Stated exercise: Transcribe the full listing below exactly.

Data excerpts:
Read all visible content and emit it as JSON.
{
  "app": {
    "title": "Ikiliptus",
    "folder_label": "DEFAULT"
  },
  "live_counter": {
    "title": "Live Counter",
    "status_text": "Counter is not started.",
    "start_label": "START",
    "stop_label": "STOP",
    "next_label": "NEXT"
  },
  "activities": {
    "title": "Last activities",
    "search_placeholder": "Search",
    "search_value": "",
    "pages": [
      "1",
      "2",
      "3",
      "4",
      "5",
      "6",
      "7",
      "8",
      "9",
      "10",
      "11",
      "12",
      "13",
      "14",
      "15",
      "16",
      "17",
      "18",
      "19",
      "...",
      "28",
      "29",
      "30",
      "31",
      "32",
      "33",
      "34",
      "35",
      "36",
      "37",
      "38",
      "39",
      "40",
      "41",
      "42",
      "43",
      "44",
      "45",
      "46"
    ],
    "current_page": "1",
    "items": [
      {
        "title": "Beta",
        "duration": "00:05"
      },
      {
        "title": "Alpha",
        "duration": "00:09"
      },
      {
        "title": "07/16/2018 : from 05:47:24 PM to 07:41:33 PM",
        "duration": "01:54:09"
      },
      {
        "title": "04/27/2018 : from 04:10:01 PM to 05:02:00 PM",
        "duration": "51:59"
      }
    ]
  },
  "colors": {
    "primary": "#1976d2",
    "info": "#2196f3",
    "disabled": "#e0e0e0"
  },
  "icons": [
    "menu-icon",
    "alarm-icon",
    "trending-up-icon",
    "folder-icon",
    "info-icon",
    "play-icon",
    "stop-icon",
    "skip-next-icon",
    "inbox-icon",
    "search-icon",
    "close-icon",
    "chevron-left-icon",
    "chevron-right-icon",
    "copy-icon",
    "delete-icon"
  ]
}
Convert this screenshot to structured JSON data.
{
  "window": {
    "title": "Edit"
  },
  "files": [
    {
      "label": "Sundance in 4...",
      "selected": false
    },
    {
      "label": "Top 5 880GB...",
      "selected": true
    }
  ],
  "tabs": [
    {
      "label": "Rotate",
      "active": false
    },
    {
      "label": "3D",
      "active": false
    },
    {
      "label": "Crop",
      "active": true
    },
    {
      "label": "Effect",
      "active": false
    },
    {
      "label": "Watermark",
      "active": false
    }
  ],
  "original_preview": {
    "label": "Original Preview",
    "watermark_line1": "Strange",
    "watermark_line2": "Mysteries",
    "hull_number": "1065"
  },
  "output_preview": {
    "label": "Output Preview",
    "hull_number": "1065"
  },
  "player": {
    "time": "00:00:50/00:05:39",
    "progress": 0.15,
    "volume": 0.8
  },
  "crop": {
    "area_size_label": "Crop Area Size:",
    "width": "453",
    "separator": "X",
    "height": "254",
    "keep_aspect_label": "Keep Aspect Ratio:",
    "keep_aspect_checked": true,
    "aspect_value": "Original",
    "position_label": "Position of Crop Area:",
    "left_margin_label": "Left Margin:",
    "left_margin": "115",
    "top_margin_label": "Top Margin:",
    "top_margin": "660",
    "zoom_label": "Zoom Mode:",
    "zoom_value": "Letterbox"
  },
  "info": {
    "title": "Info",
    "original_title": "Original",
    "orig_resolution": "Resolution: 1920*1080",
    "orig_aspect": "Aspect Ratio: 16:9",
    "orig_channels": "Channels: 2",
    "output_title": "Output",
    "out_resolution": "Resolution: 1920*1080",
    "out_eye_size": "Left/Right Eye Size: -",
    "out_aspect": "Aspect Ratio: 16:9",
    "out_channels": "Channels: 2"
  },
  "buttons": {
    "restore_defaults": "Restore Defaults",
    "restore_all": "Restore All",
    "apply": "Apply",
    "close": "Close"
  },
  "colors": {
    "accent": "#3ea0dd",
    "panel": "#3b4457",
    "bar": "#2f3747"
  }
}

Final result:
Read all visible content and emit it as JSON.
{
  "app": {
    "title": "Ikiliptus",
    "folder_label": "DEFAULT"
  },
  "live_counter": {
    "title": "Live Counter",
    "status_text": "Counter is not started.",
    "start_label": "START",
    "stop_label": "STOP",
    "next_label": "NEXT"
  },
  "activities": {
    "title": "Last activities",
    "search_placeholder": "Search",
    "search_value": "",
    "pages": [
      "1",
      "2",
      "3",
      "4",
      "5",
      "6",
      "7",
      "8",
      "9",
      "10",
      "11",
      "12",
      "13",
      "14",
      "15",
      "16",
      "17",
      "18",
      "19",
      "...",
      "28",
      "29",
      "30",
      "31",
      "32",
      "33",
      "34",
      "35",
      "36",
      "37",
      "38",
      "39",
      "40",
      "41",
      "42",
      "43",
      "44",
      "45",
      "46"
    ],
    "current_page": "1",
    "items": [
      {
        "title": "Beta",
        "duration": "00:05"
      },
      {
        "title": "Alpha",
        "duration": "00:09"
      },
      {
        "title": "07/16/2018 : from 05:47:24 PM to 07:41:33 PM",
        "duration": "01:54:09"
      },
      {
        "title": "04/27/2018 : from 04:10:01 PM to 05:02:00 PM",
        "duration": "51:59"
      }
    ]
  },
  "colors": {
    "primary": "#1976d2",
    "info": "#2196f3",
    "disabled": "#e0e0e0"
  },
  "icons": [
    "menu-icon",
    "alarm-icon",
    "trending-up-icon",
    "folder-icon",
    "info-icon",
    "play-icon",
    "stop-icon",
    "skip-next-icon",
    "inbox-icon",
    "search-icon",
    "close-icon",
    "chevron-left-icon",
    "chevron-right-icon",
    "copy-icon",
    "delete-icon"
  ]
}
Convert this screenshot to structured JSON data.
{
  "window": {
    "title": "Edit"
  },
  "files": [
    {
      "label": "Sundance in 4...",
      "selected": false
    },
    {
      "label": "Top 5 880GB...",
      "selected": true
    }
  ],
  "tabs": [
    {
      "label": "Rotate",
      "active": false
    },
    {
      "label": "3D",
      "active": false
    },
    {
      "label": "Crop",
      "active": true
    },
    {
      "label": "Effect",
      "active": false
    },
    {
      "label": "Watermark",
      "active": false
    }
  ],
  "original_preview": {
    "label": "Original Preview",
    "watermark_line1": "Strange",
    "watermark_line2": "Mysteries",
    "hull_number": "1065"
  },
  "output_preview": {
    "label": "Output Preview",
    "hull_number": "1065"
  },
  "player": {
    "time": "00:00:50/00:05:39",
    "progress": 0.15,
    "volume": 0.8
  },
  "crop": {
    "area_size_label": "Crop Area Size:",
    "width": "453",
    "separator": "X",
    "height": "254",
    "keep_aspect_label": "Keep Aspect Ratio:",
    "keep_aspect_checked": true,
    "aspect_value": "Original",
    "position_label": "Position of Crop Area:",
    "left_margin_label": "Left Margin:",
    "left_margin": "115",
    "top_margin_label": "Top Margin:",
    "top_margin": "660",
    "zoom_label": "Zoom Mode:",
    "zoom_value": "Letterbox"
  },
  "info": {
    "title": "Info",
    "original_title": "Original",
    "orig_resolution": "Resolution: 1920*1080",
    "orig_aspect": "Aspect Ratio: 16:9",
    "orig_channels": "Channels: 2",
    "output_title": "Output",
    "out_resolution": "Resolution: 1920*1080",
    "out_eye_size": "Left/Right Eye Size: -",
    "out_aspect": "Aspect Ratio: 16:9",
    "out_channels": "Channels: 2"
  },
  "buttons": {
    "restore_defaults": "Restore Defaults",
    "restore_all": "Restore All",
    "apply": "Apply",
    "close": "Close"
  },
  "colors": {
    "accent": "#3ea0dd",
    "panel": "#3b4457",
    "bar": "#2f3747"
  }
}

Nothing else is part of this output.